- [Records shown]
□ □ □

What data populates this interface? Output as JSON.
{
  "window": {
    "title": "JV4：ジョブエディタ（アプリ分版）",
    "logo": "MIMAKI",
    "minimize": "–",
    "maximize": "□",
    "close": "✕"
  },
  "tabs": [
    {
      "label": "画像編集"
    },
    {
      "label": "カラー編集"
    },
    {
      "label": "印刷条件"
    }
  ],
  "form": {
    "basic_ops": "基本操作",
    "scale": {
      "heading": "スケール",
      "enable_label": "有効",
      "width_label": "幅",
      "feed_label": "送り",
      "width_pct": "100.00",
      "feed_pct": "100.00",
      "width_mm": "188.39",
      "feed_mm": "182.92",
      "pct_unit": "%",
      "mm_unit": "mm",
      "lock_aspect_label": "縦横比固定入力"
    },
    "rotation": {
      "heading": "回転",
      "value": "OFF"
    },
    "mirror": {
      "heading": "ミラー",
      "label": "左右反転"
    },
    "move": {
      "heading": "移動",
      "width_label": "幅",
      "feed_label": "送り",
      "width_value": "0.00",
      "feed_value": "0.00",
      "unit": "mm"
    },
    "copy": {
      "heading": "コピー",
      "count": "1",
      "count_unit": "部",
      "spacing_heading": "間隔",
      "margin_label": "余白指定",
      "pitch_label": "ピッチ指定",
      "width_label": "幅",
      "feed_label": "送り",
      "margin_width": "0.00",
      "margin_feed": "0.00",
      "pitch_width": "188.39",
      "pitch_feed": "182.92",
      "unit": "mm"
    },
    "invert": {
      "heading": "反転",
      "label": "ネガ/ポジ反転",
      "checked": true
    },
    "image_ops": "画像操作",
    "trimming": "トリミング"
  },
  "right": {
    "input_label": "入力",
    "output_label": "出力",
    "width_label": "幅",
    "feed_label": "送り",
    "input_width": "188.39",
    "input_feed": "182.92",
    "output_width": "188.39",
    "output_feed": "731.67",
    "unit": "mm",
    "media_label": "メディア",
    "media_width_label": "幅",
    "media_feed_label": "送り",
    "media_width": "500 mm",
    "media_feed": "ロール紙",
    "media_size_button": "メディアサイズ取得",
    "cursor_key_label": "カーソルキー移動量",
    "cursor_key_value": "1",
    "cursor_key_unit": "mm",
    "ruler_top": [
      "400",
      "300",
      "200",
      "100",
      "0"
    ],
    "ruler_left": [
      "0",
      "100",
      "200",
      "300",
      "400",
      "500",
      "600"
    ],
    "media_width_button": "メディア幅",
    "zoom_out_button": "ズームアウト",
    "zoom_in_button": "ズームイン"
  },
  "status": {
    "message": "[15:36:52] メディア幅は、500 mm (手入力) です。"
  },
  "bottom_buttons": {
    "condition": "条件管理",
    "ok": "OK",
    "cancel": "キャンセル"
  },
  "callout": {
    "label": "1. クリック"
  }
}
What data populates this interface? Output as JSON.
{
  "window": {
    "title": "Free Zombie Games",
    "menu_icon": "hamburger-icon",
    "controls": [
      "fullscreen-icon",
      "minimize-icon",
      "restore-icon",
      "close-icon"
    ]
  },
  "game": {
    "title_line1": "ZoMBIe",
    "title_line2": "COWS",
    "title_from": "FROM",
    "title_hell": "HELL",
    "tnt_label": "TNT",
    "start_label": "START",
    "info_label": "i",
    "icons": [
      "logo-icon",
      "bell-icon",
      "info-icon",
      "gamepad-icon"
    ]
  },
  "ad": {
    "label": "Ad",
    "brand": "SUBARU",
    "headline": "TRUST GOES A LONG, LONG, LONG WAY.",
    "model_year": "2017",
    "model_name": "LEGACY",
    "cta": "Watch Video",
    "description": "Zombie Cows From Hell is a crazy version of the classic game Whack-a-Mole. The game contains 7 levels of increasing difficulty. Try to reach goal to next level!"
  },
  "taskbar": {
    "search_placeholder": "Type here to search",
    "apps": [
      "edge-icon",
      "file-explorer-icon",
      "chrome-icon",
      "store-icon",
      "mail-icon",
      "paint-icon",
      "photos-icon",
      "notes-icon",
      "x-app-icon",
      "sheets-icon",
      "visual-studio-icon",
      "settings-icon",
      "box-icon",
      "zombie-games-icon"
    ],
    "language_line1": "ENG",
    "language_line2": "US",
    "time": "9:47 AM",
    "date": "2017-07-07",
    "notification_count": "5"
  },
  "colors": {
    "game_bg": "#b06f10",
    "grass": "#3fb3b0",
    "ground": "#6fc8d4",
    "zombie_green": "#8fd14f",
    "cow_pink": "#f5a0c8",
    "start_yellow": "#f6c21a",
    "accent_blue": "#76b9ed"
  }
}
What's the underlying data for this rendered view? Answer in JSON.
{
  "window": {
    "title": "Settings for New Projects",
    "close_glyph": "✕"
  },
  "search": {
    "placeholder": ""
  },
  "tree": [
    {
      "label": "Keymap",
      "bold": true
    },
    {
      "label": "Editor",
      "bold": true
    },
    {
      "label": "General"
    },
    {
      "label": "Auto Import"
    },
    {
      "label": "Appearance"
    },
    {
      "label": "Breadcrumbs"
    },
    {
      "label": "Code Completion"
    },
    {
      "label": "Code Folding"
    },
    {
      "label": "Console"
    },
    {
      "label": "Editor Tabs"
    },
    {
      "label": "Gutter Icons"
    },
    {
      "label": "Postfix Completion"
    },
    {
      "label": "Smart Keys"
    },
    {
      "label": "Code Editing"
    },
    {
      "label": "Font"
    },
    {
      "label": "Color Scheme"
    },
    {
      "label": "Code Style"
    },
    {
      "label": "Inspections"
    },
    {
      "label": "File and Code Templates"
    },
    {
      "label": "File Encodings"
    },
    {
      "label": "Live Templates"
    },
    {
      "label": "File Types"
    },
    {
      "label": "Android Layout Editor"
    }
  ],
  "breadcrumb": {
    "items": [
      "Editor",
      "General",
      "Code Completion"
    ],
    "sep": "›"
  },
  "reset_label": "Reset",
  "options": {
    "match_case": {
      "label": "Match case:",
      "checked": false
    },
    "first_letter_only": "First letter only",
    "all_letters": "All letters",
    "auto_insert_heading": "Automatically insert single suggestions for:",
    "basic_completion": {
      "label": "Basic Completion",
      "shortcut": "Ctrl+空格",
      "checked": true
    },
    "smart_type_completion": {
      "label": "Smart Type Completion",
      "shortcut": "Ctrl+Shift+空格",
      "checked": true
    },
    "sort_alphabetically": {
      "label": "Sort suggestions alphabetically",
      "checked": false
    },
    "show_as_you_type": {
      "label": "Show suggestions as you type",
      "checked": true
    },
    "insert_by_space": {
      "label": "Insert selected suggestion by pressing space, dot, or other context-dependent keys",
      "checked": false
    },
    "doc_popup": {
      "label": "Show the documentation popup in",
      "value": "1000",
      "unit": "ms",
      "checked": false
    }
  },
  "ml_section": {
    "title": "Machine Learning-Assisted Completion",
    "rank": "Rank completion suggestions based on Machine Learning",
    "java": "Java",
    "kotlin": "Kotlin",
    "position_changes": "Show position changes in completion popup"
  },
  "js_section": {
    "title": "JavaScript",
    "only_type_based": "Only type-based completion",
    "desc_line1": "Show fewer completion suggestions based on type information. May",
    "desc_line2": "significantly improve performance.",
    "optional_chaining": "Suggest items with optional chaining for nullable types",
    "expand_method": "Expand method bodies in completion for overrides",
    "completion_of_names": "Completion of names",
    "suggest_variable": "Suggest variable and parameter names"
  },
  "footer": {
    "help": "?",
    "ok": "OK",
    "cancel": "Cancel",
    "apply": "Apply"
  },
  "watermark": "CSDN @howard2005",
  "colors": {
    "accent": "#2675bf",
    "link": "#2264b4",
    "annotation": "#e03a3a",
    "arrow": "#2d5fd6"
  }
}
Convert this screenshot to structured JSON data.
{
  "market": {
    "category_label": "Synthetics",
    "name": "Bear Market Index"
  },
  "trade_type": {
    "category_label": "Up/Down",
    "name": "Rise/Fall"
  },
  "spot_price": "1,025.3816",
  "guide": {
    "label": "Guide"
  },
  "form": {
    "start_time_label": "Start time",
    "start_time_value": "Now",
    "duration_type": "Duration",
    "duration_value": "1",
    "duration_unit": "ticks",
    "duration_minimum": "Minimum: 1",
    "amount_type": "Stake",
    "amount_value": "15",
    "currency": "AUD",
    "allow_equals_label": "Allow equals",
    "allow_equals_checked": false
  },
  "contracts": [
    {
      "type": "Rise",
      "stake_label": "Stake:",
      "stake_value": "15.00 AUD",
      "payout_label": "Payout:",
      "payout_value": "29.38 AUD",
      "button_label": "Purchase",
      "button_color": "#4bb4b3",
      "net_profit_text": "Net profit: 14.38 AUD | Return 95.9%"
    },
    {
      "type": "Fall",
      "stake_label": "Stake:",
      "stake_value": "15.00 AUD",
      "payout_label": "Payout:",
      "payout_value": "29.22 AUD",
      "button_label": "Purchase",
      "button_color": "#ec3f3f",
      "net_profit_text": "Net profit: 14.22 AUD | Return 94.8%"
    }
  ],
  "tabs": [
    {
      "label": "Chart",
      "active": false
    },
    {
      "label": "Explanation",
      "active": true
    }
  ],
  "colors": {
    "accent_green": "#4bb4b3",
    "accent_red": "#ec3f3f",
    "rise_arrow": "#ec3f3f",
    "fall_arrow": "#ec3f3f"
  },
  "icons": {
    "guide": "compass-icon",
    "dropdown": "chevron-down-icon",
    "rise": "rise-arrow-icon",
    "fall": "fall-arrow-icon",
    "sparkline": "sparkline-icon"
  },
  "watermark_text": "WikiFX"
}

□ □ □

In the listing above, how many lines include the word "based"? Answer with the number and nothing more.

- [Task result] 3